> _WORK TO DO_
Print the entries below in their entirety, exactly as they are written.

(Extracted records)

-- -- --

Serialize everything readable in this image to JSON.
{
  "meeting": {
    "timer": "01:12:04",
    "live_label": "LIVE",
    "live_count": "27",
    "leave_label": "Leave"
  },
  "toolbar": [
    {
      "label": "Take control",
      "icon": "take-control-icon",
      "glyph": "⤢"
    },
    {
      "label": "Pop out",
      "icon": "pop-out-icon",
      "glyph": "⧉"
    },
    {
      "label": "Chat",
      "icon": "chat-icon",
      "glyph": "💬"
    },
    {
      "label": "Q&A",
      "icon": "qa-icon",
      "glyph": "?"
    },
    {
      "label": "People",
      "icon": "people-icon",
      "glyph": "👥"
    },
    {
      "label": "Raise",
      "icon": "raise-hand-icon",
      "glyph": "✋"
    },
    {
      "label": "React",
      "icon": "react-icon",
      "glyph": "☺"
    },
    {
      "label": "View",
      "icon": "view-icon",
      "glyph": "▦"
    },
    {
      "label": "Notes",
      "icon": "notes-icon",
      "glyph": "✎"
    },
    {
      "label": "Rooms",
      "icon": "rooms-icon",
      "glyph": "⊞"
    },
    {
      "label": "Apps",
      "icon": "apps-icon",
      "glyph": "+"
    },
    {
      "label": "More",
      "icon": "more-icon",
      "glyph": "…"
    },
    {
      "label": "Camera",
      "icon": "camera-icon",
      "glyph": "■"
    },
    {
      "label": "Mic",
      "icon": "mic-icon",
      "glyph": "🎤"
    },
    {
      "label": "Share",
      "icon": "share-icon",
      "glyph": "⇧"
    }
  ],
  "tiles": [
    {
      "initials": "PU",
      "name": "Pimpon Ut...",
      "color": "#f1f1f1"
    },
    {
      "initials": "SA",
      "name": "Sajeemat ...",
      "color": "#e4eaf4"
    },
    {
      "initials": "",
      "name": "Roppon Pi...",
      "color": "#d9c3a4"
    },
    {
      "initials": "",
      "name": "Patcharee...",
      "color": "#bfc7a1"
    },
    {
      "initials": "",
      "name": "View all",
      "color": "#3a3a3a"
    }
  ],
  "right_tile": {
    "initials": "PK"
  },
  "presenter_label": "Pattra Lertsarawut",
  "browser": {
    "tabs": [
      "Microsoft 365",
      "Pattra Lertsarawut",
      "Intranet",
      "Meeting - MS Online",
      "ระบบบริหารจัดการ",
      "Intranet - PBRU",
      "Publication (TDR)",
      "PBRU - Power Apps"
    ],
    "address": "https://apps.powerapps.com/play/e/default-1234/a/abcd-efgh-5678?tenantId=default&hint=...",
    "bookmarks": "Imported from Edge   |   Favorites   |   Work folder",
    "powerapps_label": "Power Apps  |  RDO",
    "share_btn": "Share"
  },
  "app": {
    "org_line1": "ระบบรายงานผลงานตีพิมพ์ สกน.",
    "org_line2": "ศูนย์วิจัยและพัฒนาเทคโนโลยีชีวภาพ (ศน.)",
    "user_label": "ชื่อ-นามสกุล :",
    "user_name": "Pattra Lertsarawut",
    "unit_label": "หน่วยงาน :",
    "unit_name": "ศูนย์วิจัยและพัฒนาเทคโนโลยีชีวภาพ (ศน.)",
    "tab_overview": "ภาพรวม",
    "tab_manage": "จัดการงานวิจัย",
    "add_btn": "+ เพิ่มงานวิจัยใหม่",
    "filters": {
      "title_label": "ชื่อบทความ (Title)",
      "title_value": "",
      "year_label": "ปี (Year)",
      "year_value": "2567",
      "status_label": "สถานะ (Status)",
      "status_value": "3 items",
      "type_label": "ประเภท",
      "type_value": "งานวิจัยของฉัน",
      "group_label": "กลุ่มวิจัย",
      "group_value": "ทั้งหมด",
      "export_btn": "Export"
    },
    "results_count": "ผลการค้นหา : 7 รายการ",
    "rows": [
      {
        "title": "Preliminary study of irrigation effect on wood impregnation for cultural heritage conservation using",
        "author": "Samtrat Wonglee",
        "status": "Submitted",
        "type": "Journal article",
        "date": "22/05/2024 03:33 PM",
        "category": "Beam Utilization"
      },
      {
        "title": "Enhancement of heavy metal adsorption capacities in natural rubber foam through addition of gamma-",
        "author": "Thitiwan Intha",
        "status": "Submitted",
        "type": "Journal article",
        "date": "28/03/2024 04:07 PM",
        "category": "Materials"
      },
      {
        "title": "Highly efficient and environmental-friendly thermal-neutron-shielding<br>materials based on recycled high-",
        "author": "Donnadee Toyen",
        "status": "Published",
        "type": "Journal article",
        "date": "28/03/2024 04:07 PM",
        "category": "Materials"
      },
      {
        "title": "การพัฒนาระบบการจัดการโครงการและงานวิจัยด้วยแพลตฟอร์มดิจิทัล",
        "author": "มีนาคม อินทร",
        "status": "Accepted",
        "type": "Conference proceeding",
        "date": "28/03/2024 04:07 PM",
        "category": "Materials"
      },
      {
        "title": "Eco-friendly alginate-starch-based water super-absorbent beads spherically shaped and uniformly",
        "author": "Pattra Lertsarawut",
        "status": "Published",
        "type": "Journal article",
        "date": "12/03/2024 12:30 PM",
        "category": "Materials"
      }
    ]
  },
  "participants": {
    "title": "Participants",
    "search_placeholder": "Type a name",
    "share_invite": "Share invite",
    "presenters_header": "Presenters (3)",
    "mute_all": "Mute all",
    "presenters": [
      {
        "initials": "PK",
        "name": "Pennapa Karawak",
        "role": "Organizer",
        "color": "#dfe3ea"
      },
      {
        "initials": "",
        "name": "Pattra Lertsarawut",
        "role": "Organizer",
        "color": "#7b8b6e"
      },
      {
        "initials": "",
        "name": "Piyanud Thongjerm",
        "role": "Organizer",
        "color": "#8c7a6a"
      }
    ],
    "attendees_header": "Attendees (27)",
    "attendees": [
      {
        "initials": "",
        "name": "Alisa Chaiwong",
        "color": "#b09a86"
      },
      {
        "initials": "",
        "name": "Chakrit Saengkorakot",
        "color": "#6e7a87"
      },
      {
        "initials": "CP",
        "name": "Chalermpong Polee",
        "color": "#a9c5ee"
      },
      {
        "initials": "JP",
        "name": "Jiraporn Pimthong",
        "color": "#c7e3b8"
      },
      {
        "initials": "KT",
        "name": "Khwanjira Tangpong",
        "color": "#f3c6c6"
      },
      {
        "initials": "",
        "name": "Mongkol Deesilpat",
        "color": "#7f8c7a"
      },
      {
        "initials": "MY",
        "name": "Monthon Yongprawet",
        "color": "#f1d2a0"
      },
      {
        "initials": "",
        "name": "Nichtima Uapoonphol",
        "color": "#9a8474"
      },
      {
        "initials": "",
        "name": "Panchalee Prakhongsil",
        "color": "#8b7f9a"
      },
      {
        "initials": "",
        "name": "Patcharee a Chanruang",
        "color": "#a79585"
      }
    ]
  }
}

-- -- --

> _RESPONSE TO THE TASK_
Serialize everything readable in this image to JSON.
{
  "meeting": {
    "timer": "01:12:04",
    "live_label": "LIVE",
    "live_count": "27",
    "leave_label": "Leave"
  },
  "toolbar": [
    {
      "label": "Take control",
      "icon": "take-control-icon",
      "glyph": "⤢"
    },
    {
      "label": "Pop out",
      "icon": "pop-out-icon",
      "glyph": "⧉"
    },
    {
      "label": "Chat",
      "icon": "chat-icon",
      "glyph": "💬"
    },
    {
      "label": "Q&A",
      "icon": "qa-icon",
      "glyph": "?"
    },
    {
      "label": "People",
      "icon": "people-icon",
      "glyph": "👥"
    },
    {
      "label": "Raise",
      "icon": "raise-hand-icon",
      "glyph": "✋"
    },
    {
      "label": "React",
      "icon": "react-icon",
      "glyph": "☺"
    },
    {
      "label": "View",
      "icon": "view-icon",
      "glyph": "▦"
    },
    {
      "label": "Notes",
      "icon": "notes-icon",
      "glyph": "✎"
    },
    {
      "label": "Rooms",
      "icon": "rooms-icon",
      "glyph": "⊞"
    },
    {
      "label": "Apps",
      "icon": "apps-icon",
      "glyph": "+"
    },
    {
      "label": "More",
      "icon": "more-icon",
      "glyph": "…"
    },
    {
      "label": "Camera",
      "icon": "camera-icon",
      "glyph": "■"
    },
    {
      "label": "Mic",
      "icon": "mic-icon",
      "glyph": "🎤"
    },
    {
      "label": "Share",
      "icon": "share-icon",
      "glyph": "⇧"
    }
  ],
  "tiles": [
    {
      "initials": "PU",
      "name": "Pimpon Ut...",
      "color": "#f1f1f1"
    },
    {
      "initials": "SA",
      "name": "Sajeemat ...",
      "color": "#e4eaf4"
    },
    {
      "initials": "",
      "name": "Roppon Pi...",
      "color": "#d9c3a4"
    },
    {
      "initials": "",
      "name": "Patcharee...",
      "color": "#bfc7a1"
    },
    {
      "initials": "",
      "name": "View all",
      "color": "#3a3a3a"
    }
  ],
  "right_tile": {
    "initials": "PK"
  },
  "presenter_label": "Pattra Lertsarawut",
  "browser": {
    "tabs": [
      "Microsoft 365",
      "Pattra Lertsarawut",
      "Intranet",
      "Meeting - MS Online",
      "ระบบบริหารจัดการ",
      "Intranet - PBRU",
      "Publication (TDR)",
      "PBRU - Power Apps"
    ],
    "address": "https://apps.powerapps.com/play/e/default-1234/a/abcd-efgh-5678?tenantId=default&hint=...",
    "bookmarks": "Imported from Edge   |   Favorites   |   Work folder",
    "powerapps_label": "Power Apps  |  RDO",
    "share_btn": "Share"
  },
  "app": {
    "org_line1": "ระบบรายงานผลงานตีพิมพ์ สกน.",
    "org_line2": "ศูนย์วิจัยและพัฒนาเทคโนโลยีชีวภาพ (ศน.)",
    "user_label": "ชื่อ-นามสกุล :",
    "user_name": "Pattra Lertsarawut",
    "unit_label": "หน่วยงาน :",
    "unit_name": "ศูนย์วิจัยและพัฒนาเทคโนโลยีชีวภาพ (ศน.)",
    "tab_overview": "ภาพรวม",
    "tab_manage": "จัดการงานวิจัย",
    "add_btn": "+ เพิ่มงานวิจัยใหม่",
    "filters": {
      "title_label": "ชื่อบทความ (Title)",
      "title_value": "",
      "year_label": "ปี (Year)",
      "year_value": "2567",
      "status_label": "สถานะ (Status)",
      "status_value": "3 items",
      "type_label": "ประเภท",
      "type_value": "งานวิจัยของฉัน",
      "group_label": "กลุ่มวิจัย",
      "group_value": "ทั้งหมด",
      "export_btn": "Export"
    },
    "results_count": "ผลการค้นหา : 7 รายการ",
    "rows": [
      {
        "title": "Preliminary study of irrigation effect on wood impregnation for cultural heritage conservation using",
        "author": "Samtrat Wonglee",
        "status": "Submitted",
        "type": "Journal article",
        "date": "22/05/2024 03:33 PM",
        "category": "Beam Utilization"
      },
      {
        "title": "Enhancement of heavy metal adsorption capacities in natural rubber foam through addition of gamma-",
        "author": "Thitiwan Intha",
        "status": "Submitted",
        "type": "Journal article",
        "date": "28/03/2024 04:07 PM",
        "category": "Materials"
      },
      {
        "title": "Highly efficient and environmental-friendly thermal-neutron-shielding<br>materials based on recycled high-",
        "author": "Donnadee Toyen",
        "status": "Published",
        "type": "Journal article",
        "date": "28/03/2024 04:07 PM",
        "category": "Materials"
      },
      {
        "title": "การพัฒนาระบบการจัดการโครงการและงานวิจัยด้วยแพลตฟอร์มดิจิทัล",
        "author": "มีนาคม อินทร",
        "status": "Accepted",
        "type": "Conference proceeding",
        "date": "28/03/2024 04:07 PM",
        "category": "Materials"
      },
      {
        "title": "Eco-friendly alginate-starch-based water super-absorbent beads spherically shaped and uniformly",
        "author": "Pattra Lertsarawut",
        "status": "Published",
        "type": "Journal article",
        "date": "12/03/2024 12:30 PM",
        "category": "Materials"
      }
    ]
  },
  "participants": {
    "title": "Participants",
    "search_placeholder": "Type a name",
    "share_invite": "Share invite",
    "presenters_header": "Presenters (3)",
    "mute_all": "Mute all",
    "presenters": [
      {
        "initials": "PK",
        "name": "Pennapa Karawak",
        "role": "Organizer",
        "color": "#dfe3ea"
      },
      {
        "initials": "",
        "name": "Pattra Lertsarawut",
        "role": "Organizer",
        "color": "#7b8b6e"
      },
      {
        "initials": "",
        "name": "Piyanud Thongjerm",
        "role": "Organizer",
        "color": "#8c7a6a"
      }
    ],
    "attendees_header": "Attendees (27)",
    "attendees": [
      {
        "initials": "",
        "name": "Alisa Chaiwong",
        "color": "#b09a86"
      },
      {
        "initials": "",
        "name": "Chakrit Saengkorakot",
        "color": "#6e7a87"
      },
      {
        "initials": "CP",
        "name": "Chalermpong Polee",
        "color": "#a9c5ee"
      },
      {
        "initials": "JP",
        "name": "Jiraporn Pimthong",
        "color": "#c7e3b8"
      },
      {
        "initials": "KT",
        "name": "Khwanjira Tangpong",
        "color": "#f3c6c6"
      },
      {
        "initials": "",
        "name": "Mongkol Deesilpat",
        "color": "#7f8c7a"
      },
      {
        "initials": "MY",
        "name": "Monthon Yongprawet",
        "color": "#f1d2a0"
      },
      {
        "initials": "",
        "name": "Nichtima Uapoonphol",
        "color": "#9a8474"
      },
      {
        "initials": "",
        "name": "Panchalee Prakhongsil",
        "color": "#8b7f9a"
      },
      {
        "initials": "",
        "name": "Patcharee a Chanruang",
        "color": "#a79585"
      }
    ]
  }
}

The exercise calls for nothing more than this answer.